**What you will do:**
Could every line of the data be printed exactly as it reads?

Stored entries:
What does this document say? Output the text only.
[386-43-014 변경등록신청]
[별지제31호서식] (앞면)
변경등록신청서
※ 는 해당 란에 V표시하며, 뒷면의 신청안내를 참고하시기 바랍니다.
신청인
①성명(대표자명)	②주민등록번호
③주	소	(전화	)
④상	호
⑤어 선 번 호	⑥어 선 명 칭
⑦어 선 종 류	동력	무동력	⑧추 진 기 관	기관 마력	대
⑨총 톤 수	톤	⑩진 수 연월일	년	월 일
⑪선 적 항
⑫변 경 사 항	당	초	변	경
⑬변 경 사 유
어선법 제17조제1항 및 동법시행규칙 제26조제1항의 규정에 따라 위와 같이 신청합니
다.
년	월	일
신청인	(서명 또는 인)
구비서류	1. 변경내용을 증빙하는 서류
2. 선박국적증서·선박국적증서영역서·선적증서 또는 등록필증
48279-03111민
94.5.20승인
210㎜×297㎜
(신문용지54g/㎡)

**Complete answer:**
What does this document say? Output the text only.
[386-43-014 변경등록신청]
[별지제31호서식] (앞면)
변경등록신청서
※ 는 해당 란에 V표시하며, 뒷면의 신청안내를 참고하시기 바랍니다.
신청인
①성명(대표자명)	②주민등록번호
③주	소	(전화	)
④상	호
⑤어 선 번 호	⑥어 선 명 칭
⑦어 선 종 류	동력	무동력	⑧추 진 기 관	기관 마력	대
⑨총 톤 수	톤	⑩진 수 연월일	년	월 일
⑪선 적 항
⑫변 경 사 항	당	초	변	경
⑬변 경 사 유
어선법 제17조제1항 및 동법시행규칙 제26조제1항의 규정에 따라 위와 같이 신청합니
다.
년	월	일
신청인	(서명 또는 인)
구비서류	1. 변경내용을 증빙하는 서류
2. 선박국적증서·선박국적증서영역서·선적증서 또는 등록필증
48279-03111민
94.5.20승인
210㎜×297㎜
(신문용지54g/㎡)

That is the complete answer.